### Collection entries
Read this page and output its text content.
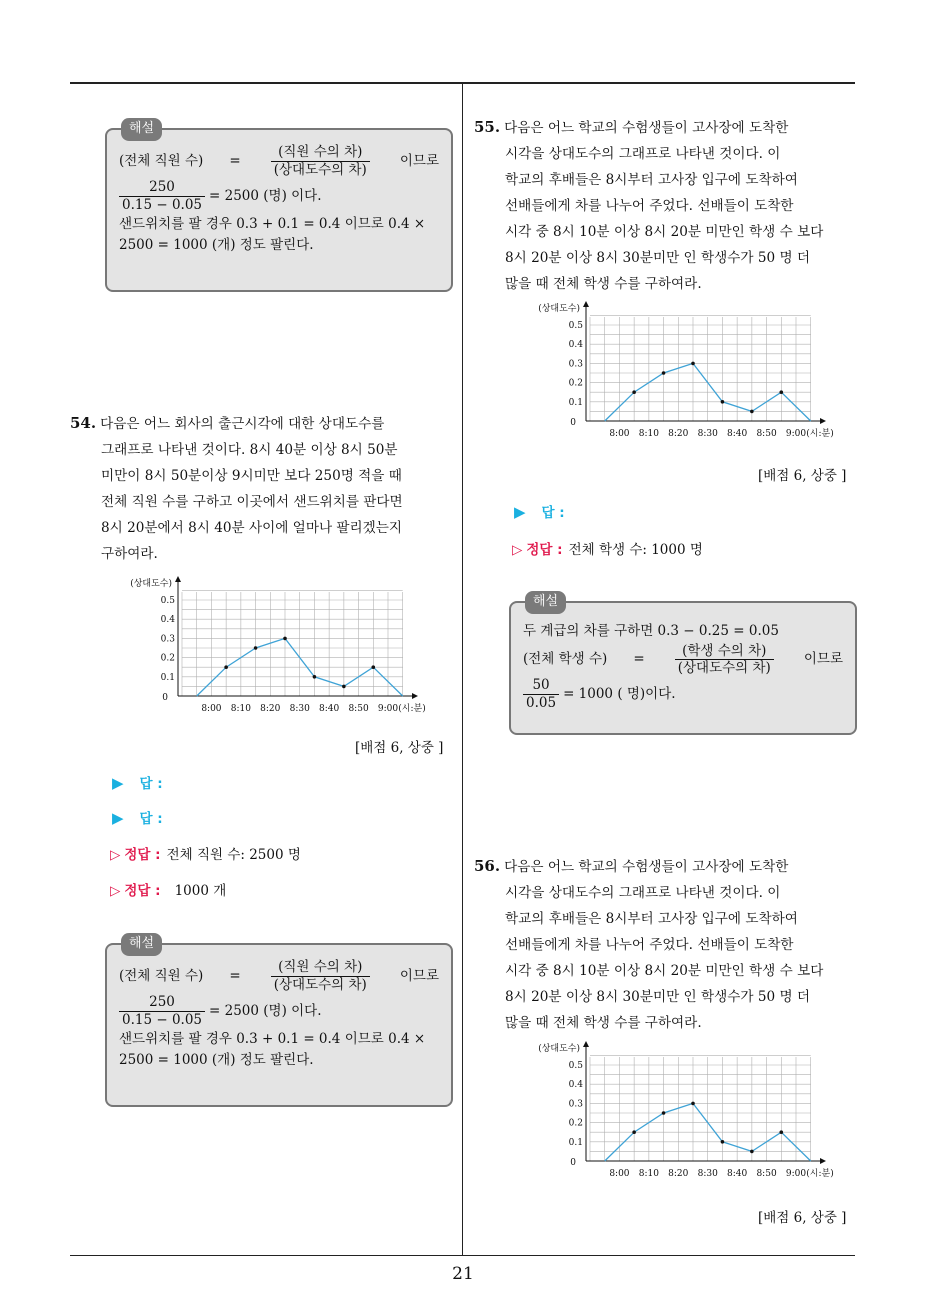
21
해설
(전체 직원 수) = $\frac{\text{(직원 수의 차)}}{\text{(상대도수의 차)}}$ 이므로
$\frac{250}{0.15 - 0.05} = 2500$ (명) 이다.
샌드위치를 팔 경우 0.3 + 0.1 = 0.4 이므로 0.4 ×
2500 = 1000 (개) 정도 팔린다.
54. 다음은 어느 회사의 출근시각에 대한 상대도수를
그래프로 나타낸 것이다. 8시 40분 이상 8시 50분
미만이 8시 50분이상 9시미만 보다 250명 적을 때
전체 직원 수를 구하고 이곳에서 샌드위치를 판다면
8시 20분에서 8시 40분 사이에 얼마나 팔리겠는지
구하여라.
0.1
0.2
0.3
0.4
0.5
0
(상대도수)
8:00 8:10 8:20 8:30 8:40 8:50 9:00 (시:분)
[배점 6, 상중 ]
▶ 답 :
▶ 답 :
▷ 정답 : 전체 직원 수: 2500 명
▷ 정답 : 1000 개
해설
(전체 직원 수) = $\frac{\text{(직원 수의 차)}}{\text{(상대도수의 차)}}$ 이므로
$\frac{250}{0.15 - 0.05} = 2500$ (명) 이다.
샌드위치를 팔 경우 0.3 + 0.1 = 0.4 이므로 0.4 ×
2500 = 1000 (개) 정도 팔린다.
55. 다음은 어느 학교의 수험생들이 고사장에 도착한
시각을 상대도수의 그래프로 나타낸 것이다. 이
학교의 후배들은 8시부터 고사장 입구에 도착하여
선배들에게 차를 나누어 주었다. 선배들이 도착한
시각 중 8시 10분 이상 8시 20분 미만인 학생 수 보다
8시 20분 이상 8시 30분미만 인 학생수가 50 명 더
많을 때 전체 학생 수를 구하여라.
0.1
0.2
0.3
0.4
0.5
0
(상대도수)
8:00 8:10 8:20 8:30 8:40 8:50 9:00 (시:분)
[배점 6, 상중 ]
▶ 답 :
▷ 정답 : 전체 학생 수: 1000 명
해설
두 계급의 차를 구하면 0.3 − 0.25 = 0.05
(전체 학생 수) = $\frac{\text{(학생 수의 차)}}{\text{(상대도수의 차)}}$ 이므로
$\frac{50}{0.05} = 1000$ ( 명)이다.
56. 다음은 어느 학교의 수험생들이 고사장에 도착한
시각을 상대도수의 그래프로 나타낸 것이다. 이
학교의 후배들은 8시부터 고사장 입구에 도착하여
선배들에게 차를 나누어 주었다. 선배들이 도착한
시각 중 8시 10분 이상 8시 20분 미만인 학생 수 보다
8시 20분 이상 8시 30분미만 인 학생수가 50 명 더
많을 때 전체 학생 수를 구하여라.
0.1
0.2
0.3
0.4
0.5
0
(상대도수)
8:00 8:10 8:20 8:30 8:40 8:50 9:00 (시:분)
[배점 6, 상중 ]
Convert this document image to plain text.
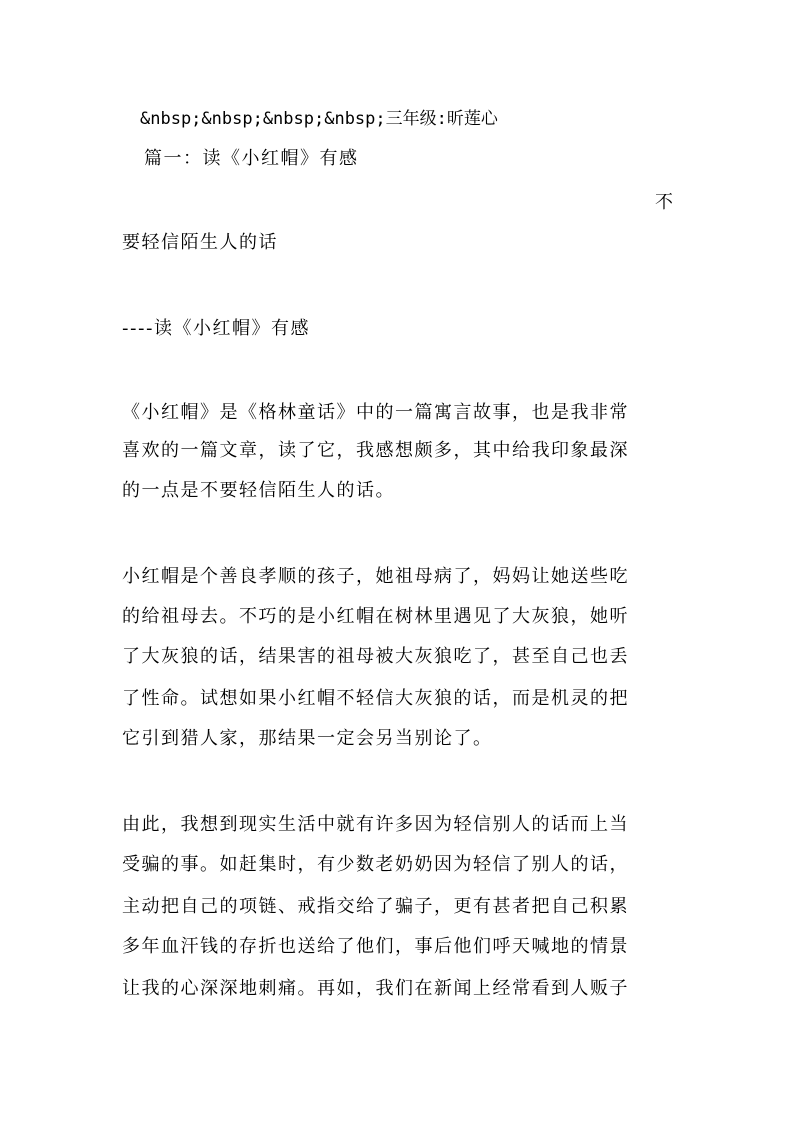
&nbsp;&nbsp;&nbsp;&nbsp;三年级:昕莲心
篇一：读《小红帽》有感
不
要轻信陌生人的话
----读《小红帽》有感
《小红帽》是《格林童话》中的一篇寓言故事，也是我非常
喜欢的一篇文章，读了它，我感想颇多，其中给我印象最深
的一点是不要轻信陌生人的话。
小红帽是个善良孝顺的孩子，她祖母病了，妈妈让她送些吃
的给祖母去。不巧的是小红帽在树林里遇见了大灰狼，她听
了大灰狼的话，结果害的祖母被大灰狼吃了，甚至自己也丢
了性命。试想如果小红帽不轻信大灰狼的话，而是机灵的把
它引到猎人家，那结果一定会另当别论了。
由此，我想到现实生活中就有许多因为轻信别人的话而上当
受骗的事。如赶集时，有少数老奶奶因为轻信了别人的话，
主动把自己的项链、戒指交给了骗子，更有甚者把自己积累
多年血汗钱的存折也送给了他们，事后他们呼天喊地的情景
让我的心深深地刺痛。再如，我们在新闻上经常看到人贩子
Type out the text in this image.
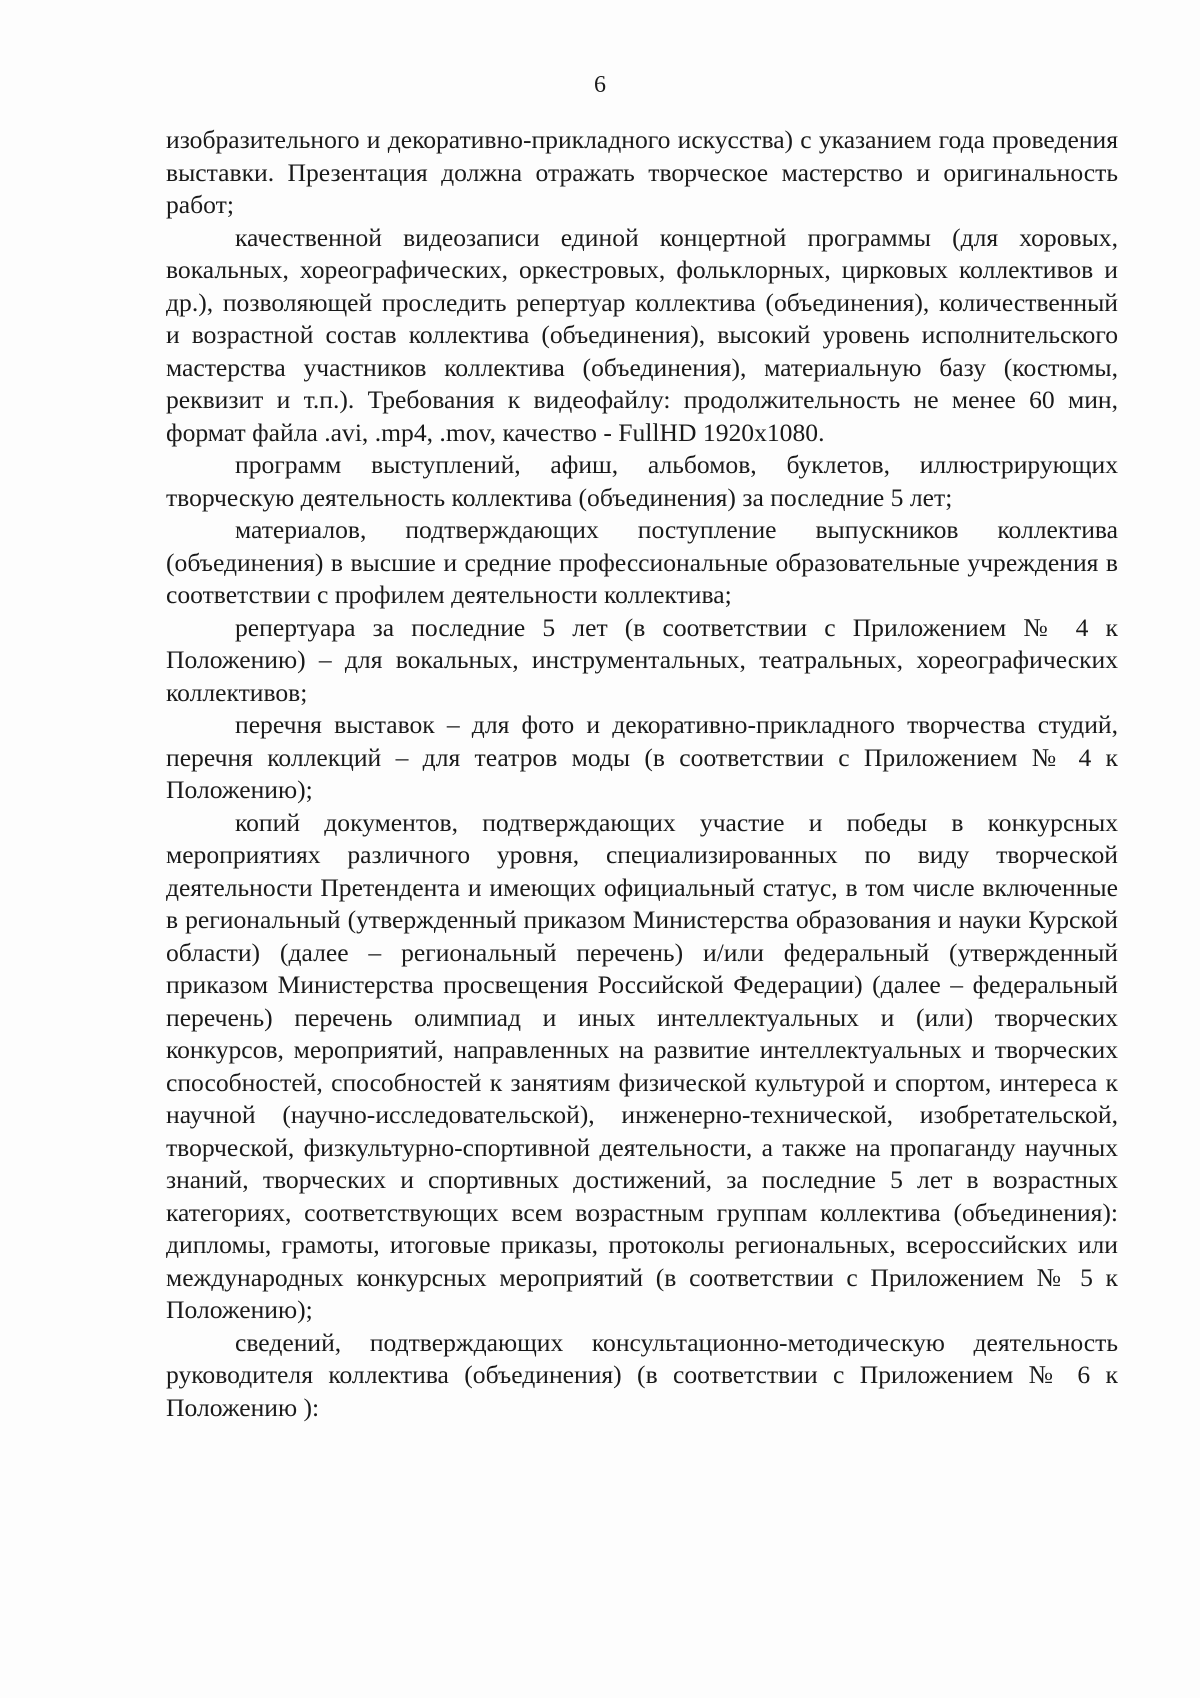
6

изобразительного и декоративно-прикладного искусства) с указанием года проведения выставки. Презентация должна отражать творческое мастерство и оригинальность работ;

качественной видеозаписи единой концертной программы (для хоровых, вокальных, хореографических, оркестровых, фольклорных, цирковых коллективов и др.), позволяющей проследить репертуар коллектива (объединения), количественный и возрастной состав коллектива (объединения), высокий уровень исполнительского мастерства участников коллектива (объединения), материальную базу (костюмы, реквизит и т.п.). Требования к видеофайлу: продолжительность не менее 60 мин, формат файла .avi, .mp4, .mov, качество - FullHD 1920x1080.

программ выступлений, афиш, альбомов, буклетов, иллюстрирующих творческую деятельность коллектива (объединения) за последние 5 лет;

материалов, подтверждающих поступление выпускников коллектива (объединения) в высшие и средние профессиональные образовательные учреждения в соответствии с профилем деятельности коллектива;

репертуара за последние 5 лет (в соответствии с Приложением № 4 к Положению) – для вокальных, инструментальных, театральных, хореографических коллективов;

перечня выставок – для фото и декоративно-прикладного творчества студий, перечня коллекций – для театров моды (в соответствии с Приложением № 4 к Положению);

копий документов, подтверждающих участие и победы в конкурсных мероприятиях различного уровня, специализированных по виду творческой деятельности Претендента и имеющих официальный статус, в том числе включенные в региональный (утвержденный приказом Министерства образования и науки Курской области) (далее – региональный перечень) и/или федеральный (утвержденный приказом Министерства просвещения Российской Федерации) (далее – федеральный перечень) перечень олимпиад и иных интеллектуальных и (или) творческих конкурсов, мероприятий, направленных на развитие интеллектуальных и творческих способностей, способностей к занятиям физической культурой и спортом, интереса к научной (научно-исследовательской), инженерно-технической, изобретательской, творческой, физкультурно-спортивной деятельности, а также на пропаганду научных знаний, творческих и спортивных достижений, за последние 5 лет в возрастных категориях, соответствующих всем возрастным группам коллектива (объединения): дипломы, грамоты, итоговые приказы, протоколы региональных, всероссийских или международных конкурсных мероприятий (в соответствии с Приложением № 5 к Положению);

сведений, подтверждающих консультационно-методическую деятельность руководителя коллектива (объединения) (в соответствии с Приложением № 6 к Положению ):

### Exercise
Pull out the lines above in which the word "수험생들이" appears.

### Result for this task
55. 다음은 어느 학교의 수험생들이 고사장에 도착한
56. 다음은 어느 학교의 수험생들이 고사장에 도착한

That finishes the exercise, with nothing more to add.